** start SUPPLIED RECORDS **
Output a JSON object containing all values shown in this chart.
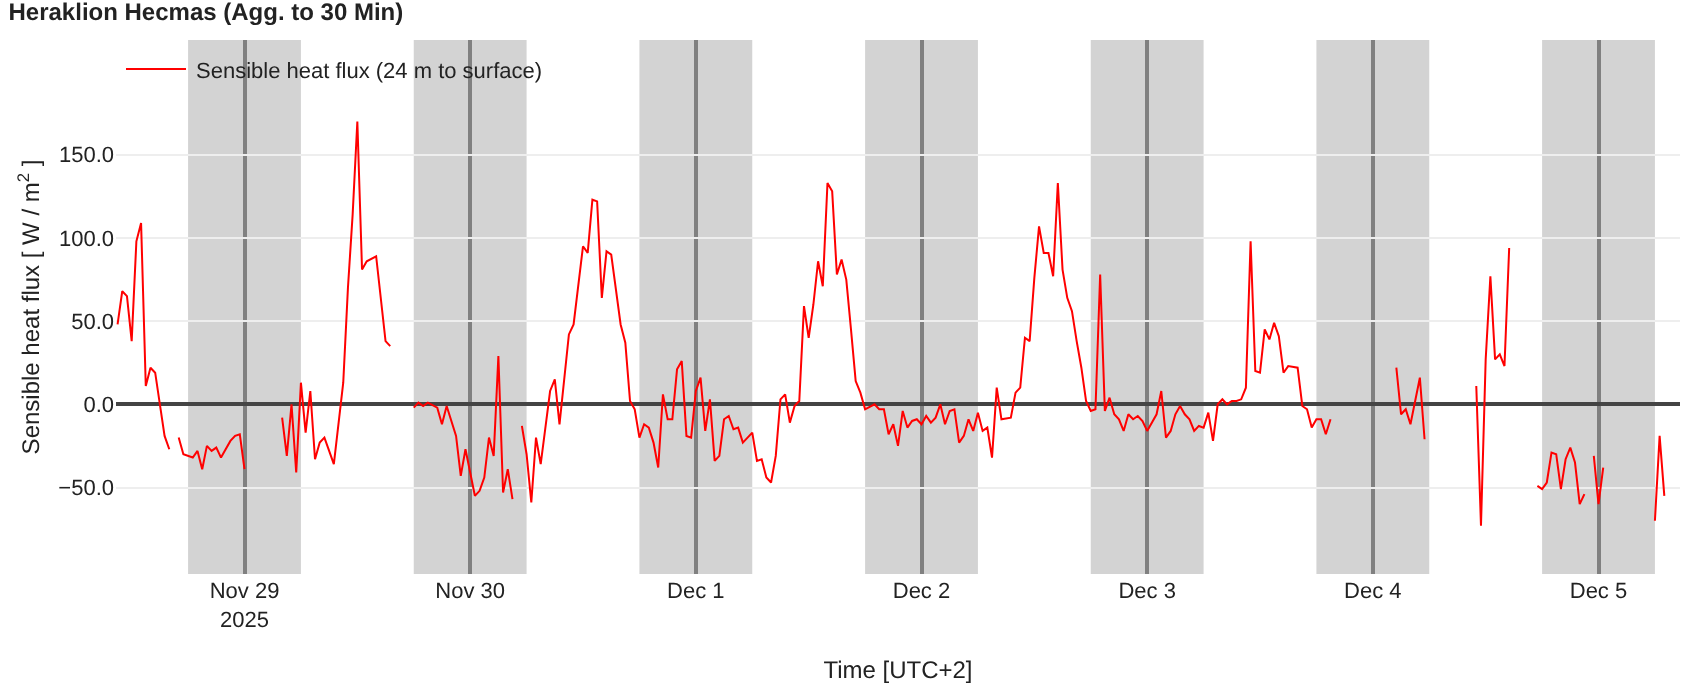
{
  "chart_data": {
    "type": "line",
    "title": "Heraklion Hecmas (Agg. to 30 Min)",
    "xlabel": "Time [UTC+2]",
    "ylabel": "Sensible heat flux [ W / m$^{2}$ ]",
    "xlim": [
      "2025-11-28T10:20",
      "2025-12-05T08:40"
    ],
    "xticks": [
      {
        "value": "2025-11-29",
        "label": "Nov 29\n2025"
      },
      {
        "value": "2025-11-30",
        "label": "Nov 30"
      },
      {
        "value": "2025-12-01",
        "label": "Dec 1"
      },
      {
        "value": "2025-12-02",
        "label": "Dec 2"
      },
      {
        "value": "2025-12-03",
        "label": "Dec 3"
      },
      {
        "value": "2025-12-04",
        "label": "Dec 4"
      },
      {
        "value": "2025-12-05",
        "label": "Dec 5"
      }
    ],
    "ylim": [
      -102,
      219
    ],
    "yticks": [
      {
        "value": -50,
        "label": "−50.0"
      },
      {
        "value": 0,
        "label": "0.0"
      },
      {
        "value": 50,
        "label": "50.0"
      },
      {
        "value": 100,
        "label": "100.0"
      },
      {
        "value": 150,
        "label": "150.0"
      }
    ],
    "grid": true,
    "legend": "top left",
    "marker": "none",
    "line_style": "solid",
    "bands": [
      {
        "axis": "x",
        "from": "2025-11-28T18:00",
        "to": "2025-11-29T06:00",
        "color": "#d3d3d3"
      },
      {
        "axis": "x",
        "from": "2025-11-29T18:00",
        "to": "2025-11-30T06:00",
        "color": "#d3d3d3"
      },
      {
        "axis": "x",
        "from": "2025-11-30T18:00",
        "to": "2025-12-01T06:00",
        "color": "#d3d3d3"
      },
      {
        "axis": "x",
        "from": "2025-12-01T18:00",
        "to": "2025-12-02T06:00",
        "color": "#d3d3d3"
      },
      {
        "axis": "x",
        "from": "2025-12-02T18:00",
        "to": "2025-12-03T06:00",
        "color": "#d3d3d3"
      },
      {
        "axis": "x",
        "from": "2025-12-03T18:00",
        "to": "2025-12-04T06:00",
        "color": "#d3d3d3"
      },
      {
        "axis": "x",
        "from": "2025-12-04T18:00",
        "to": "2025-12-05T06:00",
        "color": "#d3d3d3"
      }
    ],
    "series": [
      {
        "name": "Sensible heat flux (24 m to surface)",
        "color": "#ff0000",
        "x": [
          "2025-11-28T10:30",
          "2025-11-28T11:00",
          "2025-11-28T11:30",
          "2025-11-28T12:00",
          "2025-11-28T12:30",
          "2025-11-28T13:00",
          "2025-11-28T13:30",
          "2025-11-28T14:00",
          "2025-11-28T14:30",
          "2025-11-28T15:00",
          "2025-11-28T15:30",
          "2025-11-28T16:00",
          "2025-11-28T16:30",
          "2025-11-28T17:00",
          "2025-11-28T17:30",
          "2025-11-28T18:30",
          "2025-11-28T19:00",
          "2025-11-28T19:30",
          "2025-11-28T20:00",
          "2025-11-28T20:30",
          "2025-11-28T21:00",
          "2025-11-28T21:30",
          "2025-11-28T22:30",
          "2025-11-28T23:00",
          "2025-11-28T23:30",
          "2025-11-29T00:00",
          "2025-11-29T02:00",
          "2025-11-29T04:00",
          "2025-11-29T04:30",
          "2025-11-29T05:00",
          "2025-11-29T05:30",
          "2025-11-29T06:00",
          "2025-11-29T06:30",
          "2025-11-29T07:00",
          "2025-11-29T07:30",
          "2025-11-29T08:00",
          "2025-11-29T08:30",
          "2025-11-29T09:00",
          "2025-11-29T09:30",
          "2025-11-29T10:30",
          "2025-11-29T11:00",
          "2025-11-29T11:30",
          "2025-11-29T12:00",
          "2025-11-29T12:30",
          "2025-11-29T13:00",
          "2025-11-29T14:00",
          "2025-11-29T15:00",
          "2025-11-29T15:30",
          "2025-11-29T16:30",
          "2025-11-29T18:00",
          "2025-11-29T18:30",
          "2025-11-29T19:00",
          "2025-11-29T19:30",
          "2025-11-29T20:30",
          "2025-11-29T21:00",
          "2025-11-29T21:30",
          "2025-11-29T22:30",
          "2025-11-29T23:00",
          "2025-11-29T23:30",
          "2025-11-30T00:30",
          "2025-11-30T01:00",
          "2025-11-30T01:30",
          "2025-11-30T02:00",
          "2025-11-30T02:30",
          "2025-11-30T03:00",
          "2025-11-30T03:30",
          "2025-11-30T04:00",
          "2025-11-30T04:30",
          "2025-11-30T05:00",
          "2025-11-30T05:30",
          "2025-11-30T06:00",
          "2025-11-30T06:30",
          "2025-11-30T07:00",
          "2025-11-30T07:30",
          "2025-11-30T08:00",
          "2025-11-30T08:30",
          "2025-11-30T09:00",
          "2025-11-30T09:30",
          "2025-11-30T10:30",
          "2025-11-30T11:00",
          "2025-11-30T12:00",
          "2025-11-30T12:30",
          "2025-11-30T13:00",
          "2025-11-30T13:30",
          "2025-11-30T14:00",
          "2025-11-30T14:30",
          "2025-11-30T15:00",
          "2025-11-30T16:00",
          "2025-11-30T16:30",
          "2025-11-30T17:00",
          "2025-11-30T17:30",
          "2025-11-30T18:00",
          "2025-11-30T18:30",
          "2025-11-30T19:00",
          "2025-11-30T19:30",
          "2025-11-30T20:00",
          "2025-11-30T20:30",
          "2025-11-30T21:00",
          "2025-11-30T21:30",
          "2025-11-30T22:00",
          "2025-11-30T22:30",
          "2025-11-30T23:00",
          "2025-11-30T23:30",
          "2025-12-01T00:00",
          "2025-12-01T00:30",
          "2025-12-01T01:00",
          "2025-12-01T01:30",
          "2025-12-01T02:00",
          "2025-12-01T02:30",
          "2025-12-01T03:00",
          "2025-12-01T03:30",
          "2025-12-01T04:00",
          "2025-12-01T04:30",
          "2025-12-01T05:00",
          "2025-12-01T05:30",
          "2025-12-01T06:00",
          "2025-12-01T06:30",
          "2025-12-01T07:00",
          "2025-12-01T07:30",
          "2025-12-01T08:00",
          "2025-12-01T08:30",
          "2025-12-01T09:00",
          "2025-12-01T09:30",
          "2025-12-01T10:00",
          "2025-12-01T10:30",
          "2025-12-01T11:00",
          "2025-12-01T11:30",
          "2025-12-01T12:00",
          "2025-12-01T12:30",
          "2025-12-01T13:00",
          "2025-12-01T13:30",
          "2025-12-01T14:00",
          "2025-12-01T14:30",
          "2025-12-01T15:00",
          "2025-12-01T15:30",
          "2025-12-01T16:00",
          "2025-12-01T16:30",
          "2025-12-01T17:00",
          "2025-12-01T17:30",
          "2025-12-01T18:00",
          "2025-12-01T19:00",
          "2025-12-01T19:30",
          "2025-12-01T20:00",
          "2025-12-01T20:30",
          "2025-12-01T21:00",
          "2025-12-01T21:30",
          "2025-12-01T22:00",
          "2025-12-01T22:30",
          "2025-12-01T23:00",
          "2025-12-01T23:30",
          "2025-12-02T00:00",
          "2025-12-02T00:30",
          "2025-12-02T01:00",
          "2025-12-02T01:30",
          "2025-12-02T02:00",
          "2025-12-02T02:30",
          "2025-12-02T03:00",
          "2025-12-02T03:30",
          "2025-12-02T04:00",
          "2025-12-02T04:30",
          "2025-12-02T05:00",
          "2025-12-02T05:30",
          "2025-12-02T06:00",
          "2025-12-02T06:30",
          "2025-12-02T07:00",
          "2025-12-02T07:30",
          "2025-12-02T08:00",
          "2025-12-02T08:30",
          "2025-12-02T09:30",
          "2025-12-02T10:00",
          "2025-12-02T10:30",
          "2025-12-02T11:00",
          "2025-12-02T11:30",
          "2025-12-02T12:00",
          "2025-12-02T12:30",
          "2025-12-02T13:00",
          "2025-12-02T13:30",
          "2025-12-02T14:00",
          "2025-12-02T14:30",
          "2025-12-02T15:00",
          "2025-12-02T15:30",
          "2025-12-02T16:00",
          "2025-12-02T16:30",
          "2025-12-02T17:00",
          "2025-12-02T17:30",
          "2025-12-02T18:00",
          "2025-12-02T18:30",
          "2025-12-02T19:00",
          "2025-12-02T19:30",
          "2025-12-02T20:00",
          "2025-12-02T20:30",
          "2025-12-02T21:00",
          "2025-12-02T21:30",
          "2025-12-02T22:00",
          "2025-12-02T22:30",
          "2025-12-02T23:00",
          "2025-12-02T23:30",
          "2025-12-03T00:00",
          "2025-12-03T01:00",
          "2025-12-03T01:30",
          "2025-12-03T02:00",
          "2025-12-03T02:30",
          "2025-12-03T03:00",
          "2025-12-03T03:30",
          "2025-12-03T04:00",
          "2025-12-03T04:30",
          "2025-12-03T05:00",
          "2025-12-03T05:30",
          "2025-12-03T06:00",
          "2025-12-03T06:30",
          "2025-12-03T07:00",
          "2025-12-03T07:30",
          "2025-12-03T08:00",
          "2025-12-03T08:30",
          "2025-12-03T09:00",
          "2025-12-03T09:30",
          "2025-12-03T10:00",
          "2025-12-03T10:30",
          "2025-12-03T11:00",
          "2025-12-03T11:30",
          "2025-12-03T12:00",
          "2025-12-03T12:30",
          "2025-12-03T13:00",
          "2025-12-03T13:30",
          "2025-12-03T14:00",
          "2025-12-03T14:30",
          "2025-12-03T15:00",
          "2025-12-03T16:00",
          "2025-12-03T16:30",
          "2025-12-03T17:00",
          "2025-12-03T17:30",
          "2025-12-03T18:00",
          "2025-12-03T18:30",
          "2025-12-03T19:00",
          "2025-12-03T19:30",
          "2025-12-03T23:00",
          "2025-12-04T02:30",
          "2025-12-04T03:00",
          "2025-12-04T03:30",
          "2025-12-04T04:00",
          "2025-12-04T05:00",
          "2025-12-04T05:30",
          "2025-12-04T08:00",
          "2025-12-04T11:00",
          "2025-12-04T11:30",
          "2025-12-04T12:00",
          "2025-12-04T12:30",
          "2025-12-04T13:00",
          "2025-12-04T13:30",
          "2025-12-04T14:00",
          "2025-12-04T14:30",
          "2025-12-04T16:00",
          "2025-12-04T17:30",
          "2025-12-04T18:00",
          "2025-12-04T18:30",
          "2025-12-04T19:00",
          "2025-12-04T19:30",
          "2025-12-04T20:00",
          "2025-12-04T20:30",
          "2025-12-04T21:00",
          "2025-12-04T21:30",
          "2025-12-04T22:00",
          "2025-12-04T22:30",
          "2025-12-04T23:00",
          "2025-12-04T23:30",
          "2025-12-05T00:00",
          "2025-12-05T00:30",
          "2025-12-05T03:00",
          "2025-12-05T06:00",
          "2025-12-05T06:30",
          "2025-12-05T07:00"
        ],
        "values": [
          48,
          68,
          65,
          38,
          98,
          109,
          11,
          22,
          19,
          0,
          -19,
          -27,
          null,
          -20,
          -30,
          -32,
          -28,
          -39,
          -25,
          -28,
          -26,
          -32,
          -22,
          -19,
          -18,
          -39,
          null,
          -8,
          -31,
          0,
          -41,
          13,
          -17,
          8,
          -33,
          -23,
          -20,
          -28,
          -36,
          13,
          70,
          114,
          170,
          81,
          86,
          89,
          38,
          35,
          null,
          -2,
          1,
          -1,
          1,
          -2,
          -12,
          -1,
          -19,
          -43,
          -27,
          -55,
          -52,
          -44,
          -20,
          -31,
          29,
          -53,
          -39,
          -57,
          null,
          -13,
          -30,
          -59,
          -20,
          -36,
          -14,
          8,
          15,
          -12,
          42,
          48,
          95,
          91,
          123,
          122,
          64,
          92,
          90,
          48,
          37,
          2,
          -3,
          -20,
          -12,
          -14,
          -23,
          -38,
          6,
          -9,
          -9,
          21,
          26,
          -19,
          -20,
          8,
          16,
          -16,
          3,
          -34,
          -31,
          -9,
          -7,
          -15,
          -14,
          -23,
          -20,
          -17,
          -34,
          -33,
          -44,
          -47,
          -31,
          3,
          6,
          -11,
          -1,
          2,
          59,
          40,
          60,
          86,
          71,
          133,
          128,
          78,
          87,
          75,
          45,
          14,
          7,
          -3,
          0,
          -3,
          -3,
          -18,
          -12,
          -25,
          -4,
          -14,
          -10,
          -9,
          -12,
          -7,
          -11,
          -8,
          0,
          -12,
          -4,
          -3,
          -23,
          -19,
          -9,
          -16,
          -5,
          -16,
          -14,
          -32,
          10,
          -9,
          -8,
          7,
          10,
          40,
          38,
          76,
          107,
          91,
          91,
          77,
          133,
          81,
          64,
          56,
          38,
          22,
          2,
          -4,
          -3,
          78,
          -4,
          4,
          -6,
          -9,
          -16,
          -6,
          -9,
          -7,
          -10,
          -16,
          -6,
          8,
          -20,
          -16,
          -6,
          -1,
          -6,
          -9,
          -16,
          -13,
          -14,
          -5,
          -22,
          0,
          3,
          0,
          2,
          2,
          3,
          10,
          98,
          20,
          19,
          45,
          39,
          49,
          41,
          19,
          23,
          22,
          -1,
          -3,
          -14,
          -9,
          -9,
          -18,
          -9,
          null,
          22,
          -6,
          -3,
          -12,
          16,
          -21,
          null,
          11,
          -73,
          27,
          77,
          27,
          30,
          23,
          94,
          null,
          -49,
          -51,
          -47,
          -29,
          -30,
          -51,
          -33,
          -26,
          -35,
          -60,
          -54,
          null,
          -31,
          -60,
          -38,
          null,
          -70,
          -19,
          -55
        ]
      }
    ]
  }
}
** end SUPPLIED RECORDS **
** start SUPPLIED RECORDS **
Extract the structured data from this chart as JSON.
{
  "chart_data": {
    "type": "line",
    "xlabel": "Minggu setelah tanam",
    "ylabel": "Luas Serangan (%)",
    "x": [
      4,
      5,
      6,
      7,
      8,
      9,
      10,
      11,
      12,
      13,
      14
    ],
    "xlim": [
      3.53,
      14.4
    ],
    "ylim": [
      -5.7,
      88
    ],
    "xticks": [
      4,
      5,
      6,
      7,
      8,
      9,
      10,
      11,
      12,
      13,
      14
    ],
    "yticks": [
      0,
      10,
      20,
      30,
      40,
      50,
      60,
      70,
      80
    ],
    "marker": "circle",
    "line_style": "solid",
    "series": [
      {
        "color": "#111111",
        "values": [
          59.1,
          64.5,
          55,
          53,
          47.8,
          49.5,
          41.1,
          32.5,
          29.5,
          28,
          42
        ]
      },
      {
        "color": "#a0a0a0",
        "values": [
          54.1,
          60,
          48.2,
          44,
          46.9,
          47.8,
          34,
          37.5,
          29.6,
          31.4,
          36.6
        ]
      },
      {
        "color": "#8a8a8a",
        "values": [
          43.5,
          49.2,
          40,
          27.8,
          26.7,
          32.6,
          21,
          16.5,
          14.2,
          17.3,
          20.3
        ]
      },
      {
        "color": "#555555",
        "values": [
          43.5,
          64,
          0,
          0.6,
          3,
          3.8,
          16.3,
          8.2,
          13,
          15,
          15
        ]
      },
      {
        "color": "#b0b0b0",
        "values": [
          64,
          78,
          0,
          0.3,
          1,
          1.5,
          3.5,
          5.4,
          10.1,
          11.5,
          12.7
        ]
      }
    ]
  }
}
** end SUPPLIED RECORDS **
▶ _THE REQUEST_:
Search the records above for "this". Copy each line where it is found.

▶ _TASK RESULT_:
Output a JSON object containing all values shown in this chart.
Extract the structured data from this chart as JSON.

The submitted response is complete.